[GIVEN ENTRIES]

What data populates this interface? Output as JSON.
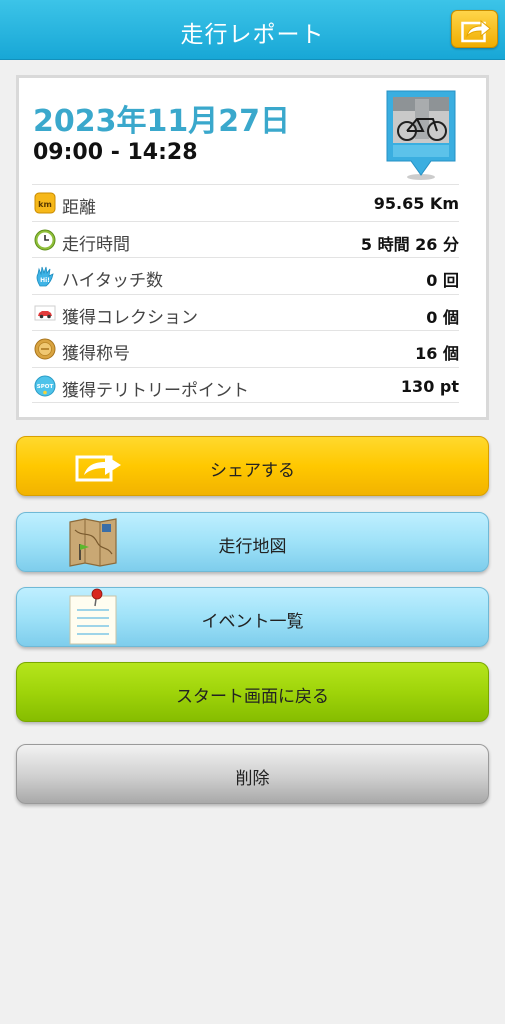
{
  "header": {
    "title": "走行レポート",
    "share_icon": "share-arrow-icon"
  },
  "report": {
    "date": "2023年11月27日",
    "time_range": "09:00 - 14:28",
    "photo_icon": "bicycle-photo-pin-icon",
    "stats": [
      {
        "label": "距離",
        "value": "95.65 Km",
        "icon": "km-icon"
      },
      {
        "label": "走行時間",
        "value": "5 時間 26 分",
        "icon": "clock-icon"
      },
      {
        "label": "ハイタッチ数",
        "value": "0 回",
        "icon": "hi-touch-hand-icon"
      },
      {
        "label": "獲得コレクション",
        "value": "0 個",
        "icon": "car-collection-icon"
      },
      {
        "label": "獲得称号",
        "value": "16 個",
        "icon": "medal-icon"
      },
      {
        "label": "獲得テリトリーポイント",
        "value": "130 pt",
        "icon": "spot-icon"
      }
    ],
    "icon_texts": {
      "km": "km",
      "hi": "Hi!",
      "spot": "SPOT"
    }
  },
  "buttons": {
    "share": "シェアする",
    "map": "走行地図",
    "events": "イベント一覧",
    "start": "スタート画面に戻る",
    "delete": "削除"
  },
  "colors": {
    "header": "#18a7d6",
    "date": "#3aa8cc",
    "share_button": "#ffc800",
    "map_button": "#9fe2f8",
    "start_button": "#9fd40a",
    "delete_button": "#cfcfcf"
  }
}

[REQUIRED TASK] Read through the lines above and collect those that contain the string "value".

[ANSWER TO THE PROBLEM]
        "value": "95.65 Km",
        "value": "5 時間 26 分",
        "value": "0 回",
        "value": "0 個",
        "value": "16 個",
        "value": "130 pt",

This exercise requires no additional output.